> INSTRUCTIONS FOR THE TASK:
Give only one thing: the number of lines that include the word "утверждения".

----- MATERIAL FOR THIS EXERCISE

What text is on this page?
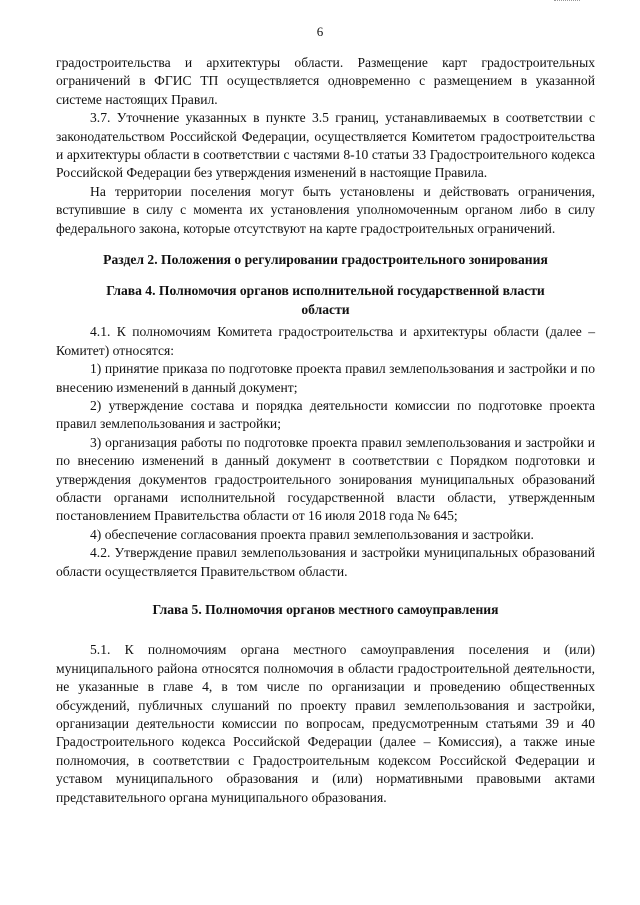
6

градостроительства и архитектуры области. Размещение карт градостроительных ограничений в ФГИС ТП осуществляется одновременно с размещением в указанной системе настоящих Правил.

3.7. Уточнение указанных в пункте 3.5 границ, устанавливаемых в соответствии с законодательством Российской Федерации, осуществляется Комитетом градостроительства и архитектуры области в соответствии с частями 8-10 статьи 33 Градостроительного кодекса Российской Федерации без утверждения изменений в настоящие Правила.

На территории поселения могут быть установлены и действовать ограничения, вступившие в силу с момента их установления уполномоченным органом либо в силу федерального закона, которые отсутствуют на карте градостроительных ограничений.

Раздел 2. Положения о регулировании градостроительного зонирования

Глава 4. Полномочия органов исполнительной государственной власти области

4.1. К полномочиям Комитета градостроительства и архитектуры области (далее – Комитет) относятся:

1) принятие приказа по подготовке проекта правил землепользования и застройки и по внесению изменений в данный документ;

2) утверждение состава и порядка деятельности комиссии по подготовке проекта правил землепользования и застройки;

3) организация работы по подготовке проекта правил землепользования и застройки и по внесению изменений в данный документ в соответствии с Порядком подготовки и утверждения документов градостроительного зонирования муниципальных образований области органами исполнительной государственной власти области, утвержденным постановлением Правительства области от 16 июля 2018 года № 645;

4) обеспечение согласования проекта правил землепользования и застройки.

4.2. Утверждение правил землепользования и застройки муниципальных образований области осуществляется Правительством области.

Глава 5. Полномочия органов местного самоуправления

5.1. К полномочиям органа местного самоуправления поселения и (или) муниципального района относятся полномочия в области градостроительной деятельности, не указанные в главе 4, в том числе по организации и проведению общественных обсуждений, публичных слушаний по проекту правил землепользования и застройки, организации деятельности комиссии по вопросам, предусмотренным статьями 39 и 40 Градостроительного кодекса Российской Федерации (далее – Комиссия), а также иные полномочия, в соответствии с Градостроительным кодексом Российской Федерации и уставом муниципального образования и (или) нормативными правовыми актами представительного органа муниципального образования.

----------
----- MATERIAL FOR THIS EXERCISE

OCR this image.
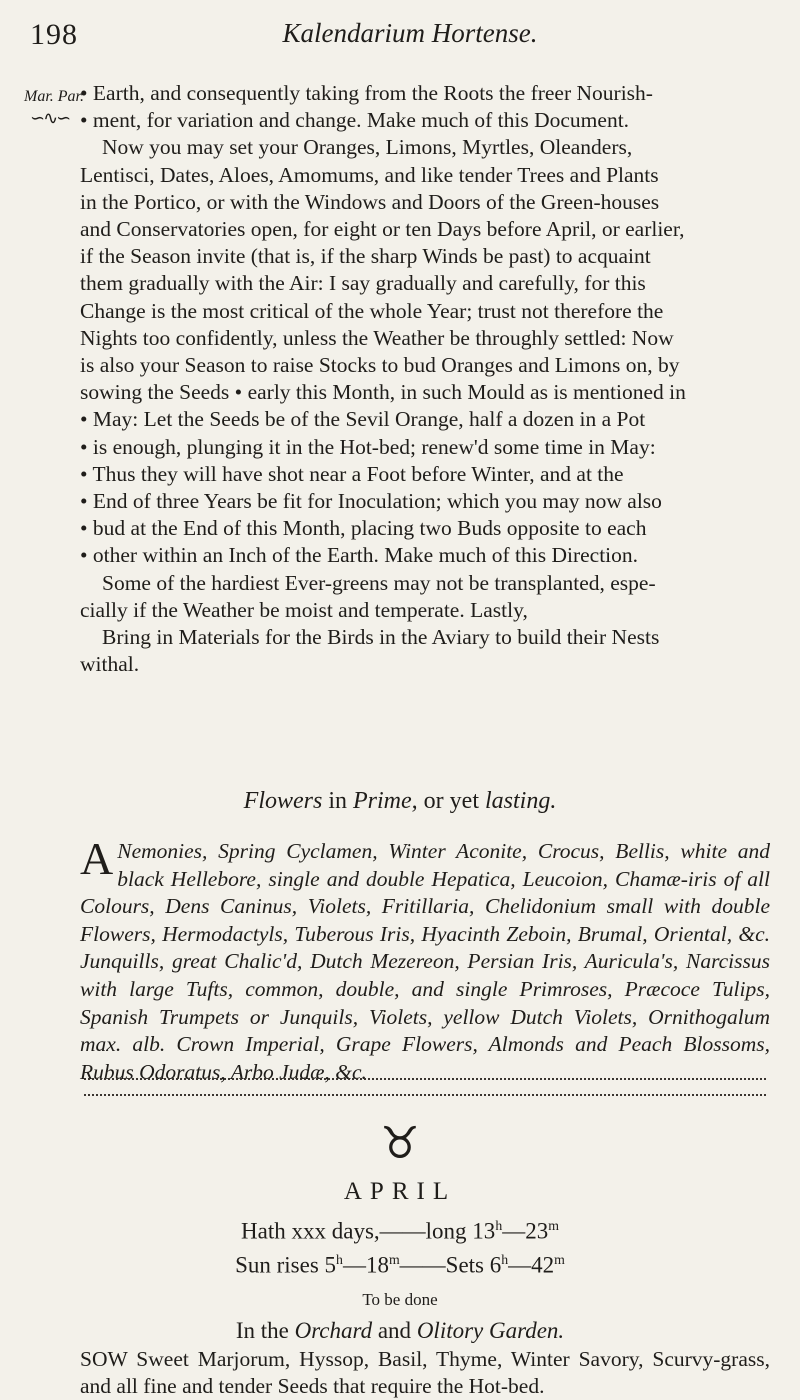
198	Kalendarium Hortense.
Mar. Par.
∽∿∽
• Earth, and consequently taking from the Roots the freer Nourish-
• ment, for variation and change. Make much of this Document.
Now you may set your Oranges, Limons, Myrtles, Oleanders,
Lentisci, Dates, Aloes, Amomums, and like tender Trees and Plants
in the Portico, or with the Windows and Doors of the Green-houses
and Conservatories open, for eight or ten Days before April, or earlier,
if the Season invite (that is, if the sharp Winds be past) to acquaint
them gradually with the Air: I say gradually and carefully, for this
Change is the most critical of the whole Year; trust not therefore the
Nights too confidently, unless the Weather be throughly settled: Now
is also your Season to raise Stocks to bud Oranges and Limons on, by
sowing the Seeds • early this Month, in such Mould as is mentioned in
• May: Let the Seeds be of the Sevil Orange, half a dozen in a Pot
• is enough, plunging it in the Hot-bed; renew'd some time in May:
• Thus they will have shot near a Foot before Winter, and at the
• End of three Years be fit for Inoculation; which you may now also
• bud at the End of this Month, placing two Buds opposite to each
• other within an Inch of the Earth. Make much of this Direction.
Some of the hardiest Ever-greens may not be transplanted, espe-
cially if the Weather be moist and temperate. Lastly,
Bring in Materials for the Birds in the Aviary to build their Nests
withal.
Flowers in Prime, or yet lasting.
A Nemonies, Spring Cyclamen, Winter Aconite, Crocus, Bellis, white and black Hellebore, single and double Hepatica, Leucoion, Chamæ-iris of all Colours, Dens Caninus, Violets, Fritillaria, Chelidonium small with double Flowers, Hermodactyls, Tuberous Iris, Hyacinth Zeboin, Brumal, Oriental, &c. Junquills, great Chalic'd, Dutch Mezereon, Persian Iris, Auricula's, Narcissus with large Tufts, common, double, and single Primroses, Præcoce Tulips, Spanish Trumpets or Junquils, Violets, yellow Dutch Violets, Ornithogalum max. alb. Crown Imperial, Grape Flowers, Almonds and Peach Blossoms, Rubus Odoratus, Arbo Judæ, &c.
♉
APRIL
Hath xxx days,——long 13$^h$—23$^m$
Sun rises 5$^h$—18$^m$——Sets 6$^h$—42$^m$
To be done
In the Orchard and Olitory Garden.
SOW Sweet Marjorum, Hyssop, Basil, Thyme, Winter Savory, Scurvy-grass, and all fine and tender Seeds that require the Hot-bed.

----------

> ANSWER FOR THE TASK:
2